### TASK OBJECTIVE
Retype the records below word for word and omit any image.

[Stored dataset items]
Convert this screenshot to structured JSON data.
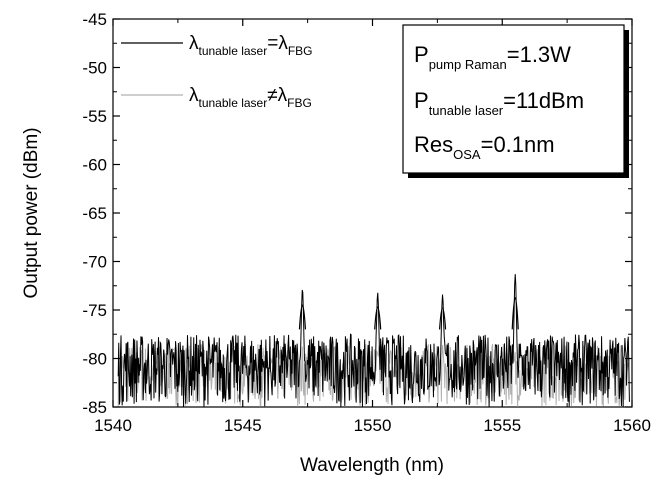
{
  "chart_data": {
    "type": "line",
    "xlabel": "Wavelength (nm)",
    "ylabel": "Output power (dBm)",
    "xlim": [
      1540,
      1560
    ],
    "ylim": [
      -85,
      -45
    ],
    "x_ticks": [
      1540,
      1545,
      1550,
      1555,
      1560
    ],
    "y_ticks": [
      -85,
      -80,
      -75,
      -70,
      -65,
      -60,
      -55,
      -50,
      -45
    ],
    "x_tick_labels": [
      "1540",
      "1545",
      "1550",
      "1555",
      "1560"
    ],
    "y_tick_labels": [
      "-85",
      "-80",
      "-75",
      "-70",
      "-65",
      "-60",
      "-55",
      "-50",
      "-45"
    ],
    "grid": false,
    "legend_position": "top-left",
    "series": [
      {
        "name": "λtunable laser=λFBG",
        "name_parts": {
          "lambda": "λ",
          "sub1": "tunable laser",
          "op": "=",
          "lambda2": "λ",
          "sub2": "FBG"
        },
        "color": "#000000",
        "noise_floor_range": [
          -85,
          -77.5
        ],
        "peaks": [
          {
            "x": 1547.3,
            "y": -72.8
          },
          {
            "x": 1550.2,
            "y": -73.2
          },
          {
            "x": 1552.7,
            "y": -73.4
          },
          {
            "x": 1555.5,
            "y": -71.3
          }
        ]
      },
      {
        "name": "λtunable laser≠λFBG",
        "name_parts": {
          "lambda": "λ",
          "sub1": "tunable laser",
          "op": "≠",
          "lambda2": "λ",
          "sub2": "FBG"
        },
        "color": "#b0b0b0",
        "noise_floor_range": [
          -85,
          -78.5
        ],
        "peaks": []
      }
    ],
    "annotation": {
      "lines": [
        {
          "main": "P",
          "sub": "pump Raman",
          "tail": "=1.3W"
        },
        {
          "main": "P",
          "sub": "tunable laser",
          "tail": "=11dBm"
        },
        {
          "main": "Res",
          "sub": "OSA",
          "tail": "=0.1nm"
        }
      ],
      "position": "top-right"
    }
  }
}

### EXERCISE RESPONSE
Convert this screenshot to structured JSON data.
{
  "chart_data": {
    "type": "line",
    "xlabel": "Wavelength (nm)",
    "ylabel": "Output power (dBm)",
    "xlim": [
      1540,
      1560
    ],
    "ylim": [
      -85,
      -45
    ],
    "x_ticks": [
      1540,
      1545,
      1550,
      1555,
      1560
    ],
    "y_ticks": [
      -85,
      -80,
      -75,
      -70,
      -65,
      -60,
      -55,
      -50,
      -45
    ],
    "x_tick_labels": [
      "1540",
      "1545",
      "1550",
      "1555",
      "1560"
    ],
    "y_tick_labels": [
      "-85",
      "-80",
      "-75",
      "-70",
      "-65",
      "-60",
      "-55",
      "-50",
      "-45"
    ],
    "grid": false,
    "legend_position": "top-left",
    "series": [
      {
        "name": "λtunable laser=λFBG",
        "name_parts": {
          "lambda": "λ",
          "sub1": "tunable laser",
          "op": "=",
          "lambda2": "λ",
          "sub2": "FBG"
        },
        "color": "#000000",
        "noise_floor_range": [
          -85,
          -77.5
        ],
        "peaks": [
          {
            "x": 1547.3,
            "y": -72.8
          },
          {
            "x": 1550.2,
            "y": -73.2
          },
          {
            "x": 1552.7,
            "y": -73.4
          },
          {
            "x": 1555.5,
            "y": -71.3
          }
        ]
      },
      {
        "name": "λtunable laser≠λFBG",
        "name_parts": {
          "lambda": "λ",
          "sub1": "tunable laser",
          "op": "≠",
          "lambda2": "λ",
          "sub2": "FBG"
        },
        "color": "#b0b0b0",
        "noise_floor_range": [
          -85,
          -78.5
        ],
        "peaks": []
      }
    ],
    "annotation": {
      "lines": [
        {
          "main": "P",
          "sub": "pump Raman",
          "tail": "=1.3W"
        },
        {
          "main": "P",
          "sub": "tunable laser",
          "tail": "=11dBm"
        },
        {
          "main": "Res",
          "sub": "OSA",
          "tail": "=0.1nm"
        }
      ],
      "position": "top-right"
    }
  }
}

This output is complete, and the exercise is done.